--- EXTRACTED INFORMATION ---
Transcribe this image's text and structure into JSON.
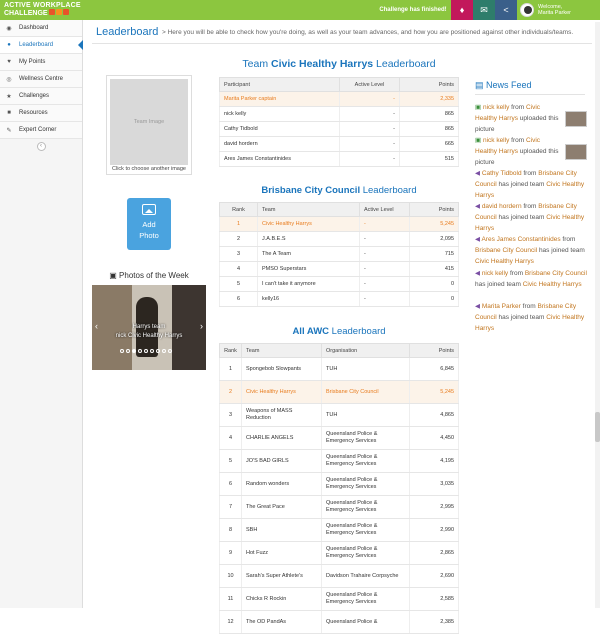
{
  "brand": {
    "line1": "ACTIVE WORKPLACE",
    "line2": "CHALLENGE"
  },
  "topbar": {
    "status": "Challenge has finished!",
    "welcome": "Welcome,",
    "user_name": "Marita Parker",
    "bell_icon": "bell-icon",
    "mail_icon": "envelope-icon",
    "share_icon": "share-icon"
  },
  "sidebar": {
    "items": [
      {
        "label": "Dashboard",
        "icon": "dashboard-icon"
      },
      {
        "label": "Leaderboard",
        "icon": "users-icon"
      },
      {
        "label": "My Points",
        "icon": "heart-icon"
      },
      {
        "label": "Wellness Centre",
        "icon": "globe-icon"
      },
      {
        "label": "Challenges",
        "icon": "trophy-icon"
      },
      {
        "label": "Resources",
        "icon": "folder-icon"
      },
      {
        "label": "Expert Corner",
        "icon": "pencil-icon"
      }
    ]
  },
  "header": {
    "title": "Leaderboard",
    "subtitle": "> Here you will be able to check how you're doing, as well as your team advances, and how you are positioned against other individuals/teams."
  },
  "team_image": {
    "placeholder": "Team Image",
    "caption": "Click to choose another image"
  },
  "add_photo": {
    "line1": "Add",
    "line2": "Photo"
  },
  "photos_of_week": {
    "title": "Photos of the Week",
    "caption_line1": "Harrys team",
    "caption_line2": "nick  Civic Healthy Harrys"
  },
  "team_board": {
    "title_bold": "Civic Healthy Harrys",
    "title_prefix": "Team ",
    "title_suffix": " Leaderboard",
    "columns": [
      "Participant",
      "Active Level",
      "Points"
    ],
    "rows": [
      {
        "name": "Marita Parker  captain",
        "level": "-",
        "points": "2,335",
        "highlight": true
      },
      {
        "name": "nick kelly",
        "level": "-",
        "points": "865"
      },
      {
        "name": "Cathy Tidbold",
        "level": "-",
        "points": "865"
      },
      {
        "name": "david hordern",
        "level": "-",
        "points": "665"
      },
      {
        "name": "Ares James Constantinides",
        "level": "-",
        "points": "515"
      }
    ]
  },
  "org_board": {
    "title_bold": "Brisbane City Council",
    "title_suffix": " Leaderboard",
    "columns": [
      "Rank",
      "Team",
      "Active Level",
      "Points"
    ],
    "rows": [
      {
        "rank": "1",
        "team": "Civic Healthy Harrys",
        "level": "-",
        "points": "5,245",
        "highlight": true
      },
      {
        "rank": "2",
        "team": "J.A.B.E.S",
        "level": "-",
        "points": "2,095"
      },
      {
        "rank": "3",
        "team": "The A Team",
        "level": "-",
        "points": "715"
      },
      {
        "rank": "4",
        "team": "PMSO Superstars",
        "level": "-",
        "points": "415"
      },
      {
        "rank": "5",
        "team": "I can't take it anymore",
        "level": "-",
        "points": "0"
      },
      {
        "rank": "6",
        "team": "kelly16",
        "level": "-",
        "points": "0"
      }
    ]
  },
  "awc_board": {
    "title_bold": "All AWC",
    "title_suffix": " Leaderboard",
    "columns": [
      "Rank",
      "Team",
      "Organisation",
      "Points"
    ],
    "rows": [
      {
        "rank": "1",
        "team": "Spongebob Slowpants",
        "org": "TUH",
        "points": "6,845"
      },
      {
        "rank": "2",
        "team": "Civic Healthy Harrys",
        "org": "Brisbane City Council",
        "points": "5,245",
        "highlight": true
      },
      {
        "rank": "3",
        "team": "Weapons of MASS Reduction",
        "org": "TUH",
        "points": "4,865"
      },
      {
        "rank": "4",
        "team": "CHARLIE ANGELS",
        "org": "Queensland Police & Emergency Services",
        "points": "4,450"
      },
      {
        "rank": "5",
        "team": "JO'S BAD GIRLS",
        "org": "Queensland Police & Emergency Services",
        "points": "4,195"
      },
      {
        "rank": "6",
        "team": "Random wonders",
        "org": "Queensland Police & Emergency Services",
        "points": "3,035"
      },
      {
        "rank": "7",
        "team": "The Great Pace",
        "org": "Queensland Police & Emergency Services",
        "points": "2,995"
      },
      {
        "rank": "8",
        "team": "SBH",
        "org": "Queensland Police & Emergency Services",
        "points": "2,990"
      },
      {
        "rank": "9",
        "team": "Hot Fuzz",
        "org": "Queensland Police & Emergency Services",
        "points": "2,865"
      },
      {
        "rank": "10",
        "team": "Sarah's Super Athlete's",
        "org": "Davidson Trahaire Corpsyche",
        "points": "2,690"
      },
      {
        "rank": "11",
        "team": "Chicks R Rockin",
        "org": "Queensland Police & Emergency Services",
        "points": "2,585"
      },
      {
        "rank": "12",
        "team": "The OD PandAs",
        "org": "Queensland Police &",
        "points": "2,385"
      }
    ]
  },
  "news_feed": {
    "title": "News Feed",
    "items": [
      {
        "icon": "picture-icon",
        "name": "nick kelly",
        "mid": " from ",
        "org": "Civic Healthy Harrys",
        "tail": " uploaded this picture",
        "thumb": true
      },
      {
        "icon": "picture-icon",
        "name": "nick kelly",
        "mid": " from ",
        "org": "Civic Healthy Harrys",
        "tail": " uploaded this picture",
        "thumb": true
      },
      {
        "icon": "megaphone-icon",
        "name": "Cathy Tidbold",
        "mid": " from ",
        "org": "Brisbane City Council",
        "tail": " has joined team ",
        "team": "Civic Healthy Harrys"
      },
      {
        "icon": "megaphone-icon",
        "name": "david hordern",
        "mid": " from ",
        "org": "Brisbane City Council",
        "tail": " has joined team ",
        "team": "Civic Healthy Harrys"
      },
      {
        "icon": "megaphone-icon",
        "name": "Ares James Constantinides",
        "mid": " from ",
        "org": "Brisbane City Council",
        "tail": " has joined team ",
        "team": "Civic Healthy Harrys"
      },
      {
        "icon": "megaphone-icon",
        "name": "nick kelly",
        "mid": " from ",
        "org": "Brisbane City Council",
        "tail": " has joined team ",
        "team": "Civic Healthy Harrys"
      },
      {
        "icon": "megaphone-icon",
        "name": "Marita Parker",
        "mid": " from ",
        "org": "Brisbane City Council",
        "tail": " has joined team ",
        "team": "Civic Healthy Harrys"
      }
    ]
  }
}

--- WHAT TO DO ---
Repeat all of the entries word for word, but omit the pictures.

--- FINAL RESULT ---
Transcribe this image's text and structure into JSON.
{
  "brand": {
    "line1": "ACTIVE WORKPLACE",
    "line2": "CHALLENGE"
  },
  "topbar": {
    "status": "Challenge has finished!",
    "welcome": "Welcome,",
    "user_name": "Marita Parker",
    "bell_icon": "bell-icon",
    "mail_icon": "envelope-icon",
    "share_icon": "share-icon"
  },
  "sidebar": {
    "items": [
      {
        "label": "Dashboard",
        "icon": "dashboard-icon"
      },
      {
        "label": "Leaderboard",
        "icon": "users-icon"
      },
      {
        "label": "My Points",
        "icon": "heart-icon"
      },
      {
        "label": "Wellness Centre",
        "icon": "globe-icon"
      },
      {
        "label": "Challenges",
        "icon": "trophy-icon"
      },
      {
        "label": "Resources",
        "icon": "folder-icon"
      },
      {
        "label": "Expert Corner",
        "icon": "pencil-icon"
      }
    ]
  },
  "header": {
    "title": "Leaderboard",
    "subtitle": "> Here you will be able to check how you're doing, as well as your team advances, and how you are positioned against other individuals/teams."
  },
  "team_image": {
    "placeholder": "Team Image",
    "caption": "Click to choose another image"
  },
  "add_photo": {
    "line1": "Add",
    "line2": "Photo"
  },
  "photos_of_week": {
    "title": "Photos of the Week",
    "caption_line1": "Harrys team",
    "caption_line2": "nick  Civic Healthy Harrys"
  },
  "team_board": {
    "title_bold": "Civic Healthy Harrys",
    "title_prefix": "Team ",
    "title_suffix": " Leaderboard",
    "columns": [
      "Participant",
      "Active Level",
      "Points"
    ],
    "rows": [
      {
        "name": "Marita Parker  captain",
        "level": "-",
        "points": "2,335",
        "highlight": true
      },
      {
        "name": "nick kelly",
        "level": "-",
        "points": "865"
      },
      {
        "name": "Cathy Tidbold",
        "level": "-",
        "points": "865"
      },
      {
        "name": "david hordern",
        "level": "-",
        "points": "665"
      },
      {
        "name": "Ares James Constantinides",
        "level": "-",
        "points": "515"
      }
    ]
  },
  "org_board": {
    "title_bold": "Brisbane City Council",
    "title_suffix": " Leaderboard",
    "columns": [
      "Rank",
      "Team",
      "Active Level",
      "Points"
    ],
    "rows": [
      {
        "rank": "1",
        "team": "Civic Healthy Harrys",
        "level": "-",
        "points": "5,245",
        "highlight": true
      },
      {
        "rank": "2",
        "team": "J.A.B.E.S",
        "level": "-",
        "points": "2,095"
      },
      {
        "rank": "3",
        "team": "The A Team",
        "level": "-",
        "points": "715"
      },
      {
        "rank": "4",
        "team": "PMSO Superstars",
        "level": "-",
        "points": "415"
      },
      {
        "rank": "5",
        "team": "I can't take it anymore",
        "level": "-",
        "points": "0"
      },
      {
        "rank": "6",
        "team": "kelly16",
        "level": "-",
        "points": "0"
      }
    ]
  },
  "awc_board": {
    "title_bold": "All AWC",
    "title_suffix": " Leaderboard",
    "columns": [
      "Rank",
      "Team",
      "Organisation",
      "Points"
    ],
    "rows": [
      {
        "rank": "1",
        "team": "Spongebob Slowpants",
        "org": "TUH",
        "points": "6,845"
      },
      {
        "rank": "2",
        "team": "Civic Healthy Harrys",
        "org": "Brisbane City Council",
        "points": "5,245",
        "highlight": true
      },
      {
        "rank": "3",
        "team": "Weapons of MASS Reduction",
        "org": "TUH",
        "points": "4,865"
      },
      {
        "rank": "4",
        "team": "CHARLIE ANGELS",
        "org": "Queensland Police & Emergency Services",
        "points": "4,450"
      },
      {
        "rank": "5",
        "team": "JO'S BAD GIRLS",
        "org": "Queensland Police & Emergency Services",
        "points": "4,195"
      },
      {
        "rank": "6",
        "team": "Random wonders",
        "org": "Queensland Police & Emergency Services",
        "points": "3,035"
      },
      {
        "rank": "7",
        "team": "The Great Pace",
        "org": "Queensland Police & Emergency Services",
        "points": "2,995"
      },
      {
        "rank": "8",
        "team": "SBH",
        "org": "Queensland Police & Emergency Services",
        "points": "2,990"
      },
      {
        "rank": "9",
        "team": "Hot Fuzz",
        "org": "Queensland Police & Emergency Services",
        "points": "2,865"
      },
      {
        "rank": "10",
        "team": "Sarah's Super Athlete's",
        "org": "Davidson Trahaire Corpsyche",
        "points": "2,690"
      },
      {
        "rank": "11",
        "team": "Chicks R Rockin",
        "org": "Queensland Police & Emergency Services",
        "points": "2,585"
      },
      {
        "rank": "12",
        "team": "The OD PandAs",
        "org": "Queensland Police &",
        "points": "2,385"
      }
    ]
  },
  "news_feed": {
    "title": "News Feed",
    "items": [
      {
        "icon": "picture-icon",
        "name": "nick kelly",
        "mid": " from ",
        "org": "Civic Healthy Harrys",
        "tail": " uploaded this picture",
        "thumb": true
      },
      {
        "icon": "picture-icon",
        "name": "nick kelly",
        "mid": " from ",
        "org": "Civic Healthy Harrys",
        "tail": " uploaded this picture",
        "thumb": true
      },
      {
        "icon": "megaphone-icon",
        "name": "Cathy Tidbold",
        "mid": " from ",
        "org": "Brisbane City Council",
        "tail": " has joined team ",
        "team": "Civic Healthy Harrys"
      },
      {
        "icon": "megaphone-icon",
        "name": "david hordern",
        "mid": " from ",
        "org": "Brisbane City Council",
        "tail": " has joined team ",
        "team": "Civic Healthy Harrys"
      },
      {
        "icon": "megaphone-icon",
        "name": "Ares James Constantinides",
        "mid": " from ",
        "org": "Brisbane City Council",
        "tail": " has joined team ",
        "team": "Civic Healthy Harrys"
      },
      {
        "icon": "megaphone-icon",
        "name": "nick kelly",
        "mid": " from ",
        "org": "Brisbane City Council",
        "tail": " has joined team ",
        "team": "Civic Healthy Harrys"
      },
      {
        "icon": "megaphone-icon",
        "name": "Marita Parker",
        "mid": " from ",
        "org": "Brisbane City Council",
        "tail": " has joined team ",
        "team": "Civic Healthy Harrys"
      }
    ]
  }
}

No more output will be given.